SHORT TASK
Search the data below for the string "text". Extract every line that contains it.

[Data listing]
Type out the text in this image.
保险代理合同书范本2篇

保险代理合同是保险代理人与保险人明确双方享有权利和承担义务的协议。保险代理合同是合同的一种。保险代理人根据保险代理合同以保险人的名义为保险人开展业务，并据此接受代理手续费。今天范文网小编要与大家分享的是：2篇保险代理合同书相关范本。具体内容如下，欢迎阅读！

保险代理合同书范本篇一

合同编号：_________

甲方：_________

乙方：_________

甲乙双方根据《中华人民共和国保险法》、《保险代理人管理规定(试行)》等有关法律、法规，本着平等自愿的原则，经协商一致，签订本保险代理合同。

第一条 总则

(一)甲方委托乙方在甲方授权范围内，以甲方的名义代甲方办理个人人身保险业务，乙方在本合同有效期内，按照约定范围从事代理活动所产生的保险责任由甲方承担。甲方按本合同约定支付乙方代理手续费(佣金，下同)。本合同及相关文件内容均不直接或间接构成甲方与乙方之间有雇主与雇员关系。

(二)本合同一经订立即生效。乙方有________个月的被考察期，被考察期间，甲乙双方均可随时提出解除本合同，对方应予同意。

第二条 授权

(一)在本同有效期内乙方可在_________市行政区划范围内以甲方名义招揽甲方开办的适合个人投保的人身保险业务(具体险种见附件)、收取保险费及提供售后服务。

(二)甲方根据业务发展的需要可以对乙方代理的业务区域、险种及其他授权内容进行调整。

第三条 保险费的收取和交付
---
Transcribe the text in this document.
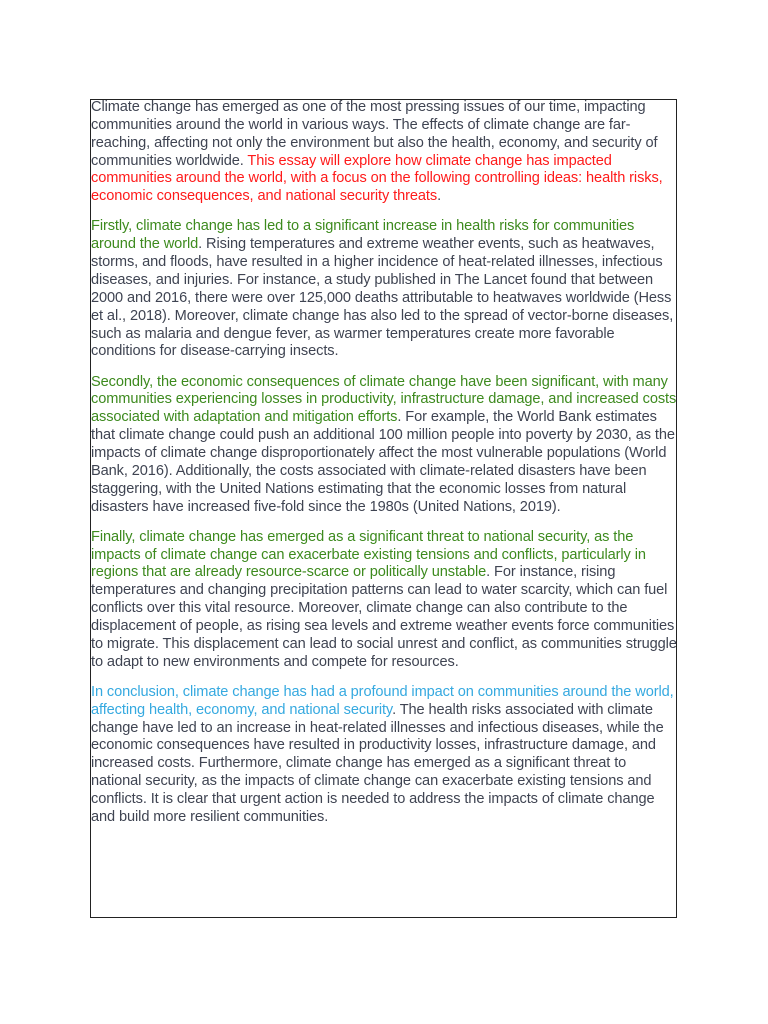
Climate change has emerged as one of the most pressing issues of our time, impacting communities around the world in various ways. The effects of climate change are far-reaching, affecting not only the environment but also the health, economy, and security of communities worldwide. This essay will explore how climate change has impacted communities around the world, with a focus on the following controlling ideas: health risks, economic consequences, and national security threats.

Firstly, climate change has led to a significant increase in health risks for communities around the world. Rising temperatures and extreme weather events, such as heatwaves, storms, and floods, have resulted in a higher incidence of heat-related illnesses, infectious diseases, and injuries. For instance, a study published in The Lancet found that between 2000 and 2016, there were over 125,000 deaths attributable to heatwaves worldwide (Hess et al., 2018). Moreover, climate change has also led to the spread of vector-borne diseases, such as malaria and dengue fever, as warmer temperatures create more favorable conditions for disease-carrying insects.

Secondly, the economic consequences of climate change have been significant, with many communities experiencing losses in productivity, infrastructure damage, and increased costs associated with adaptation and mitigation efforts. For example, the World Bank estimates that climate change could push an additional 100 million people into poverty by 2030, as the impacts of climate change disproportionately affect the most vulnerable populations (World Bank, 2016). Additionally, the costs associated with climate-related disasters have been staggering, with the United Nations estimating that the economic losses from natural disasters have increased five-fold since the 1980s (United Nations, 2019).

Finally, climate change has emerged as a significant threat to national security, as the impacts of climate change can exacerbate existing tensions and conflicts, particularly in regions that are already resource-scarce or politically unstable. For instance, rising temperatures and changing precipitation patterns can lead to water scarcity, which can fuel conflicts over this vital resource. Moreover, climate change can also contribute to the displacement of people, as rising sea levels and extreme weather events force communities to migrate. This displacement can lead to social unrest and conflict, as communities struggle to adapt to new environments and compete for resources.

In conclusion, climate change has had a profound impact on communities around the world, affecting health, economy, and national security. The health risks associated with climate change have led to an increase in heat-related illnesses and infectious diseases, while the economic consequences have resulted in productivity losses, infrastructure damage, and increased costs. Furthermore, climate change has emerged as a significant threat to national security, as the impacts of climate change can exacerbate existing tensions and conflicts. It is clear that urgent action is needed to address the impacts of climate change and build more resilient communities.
==
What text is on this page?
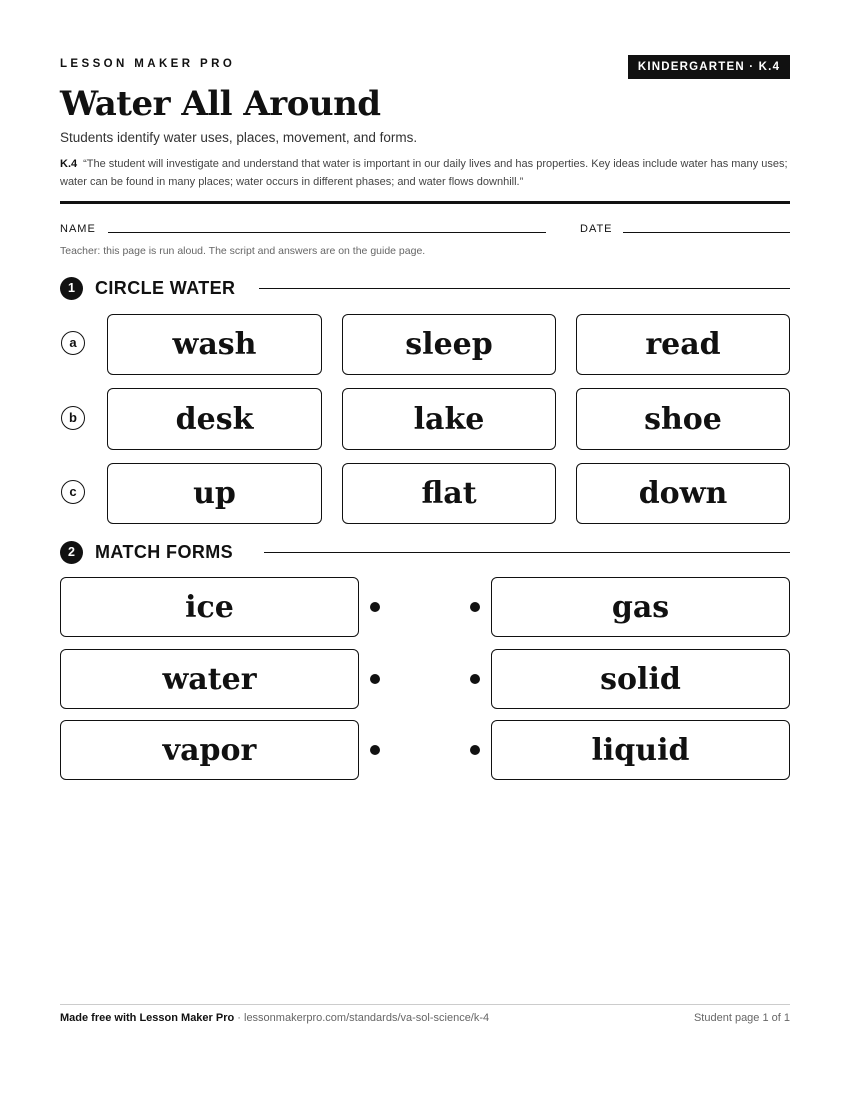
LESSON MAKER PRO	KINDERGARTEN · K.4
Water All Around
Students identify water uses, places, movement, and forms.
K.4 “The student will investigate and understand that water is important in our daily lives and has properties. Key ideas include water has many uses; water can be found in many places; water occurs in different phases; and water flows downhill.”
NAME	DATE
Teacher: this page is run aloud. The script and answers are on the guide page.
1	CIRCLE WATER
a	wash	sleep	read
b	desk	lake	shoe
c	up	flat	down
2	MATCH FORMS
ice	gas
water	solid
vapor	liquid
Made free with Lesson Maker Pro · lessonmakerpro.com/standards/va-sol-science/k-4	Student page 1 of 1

EXPECTED OUTPUT
Type out the text in this image.
Transcribe the text in this document.
What text is on this page?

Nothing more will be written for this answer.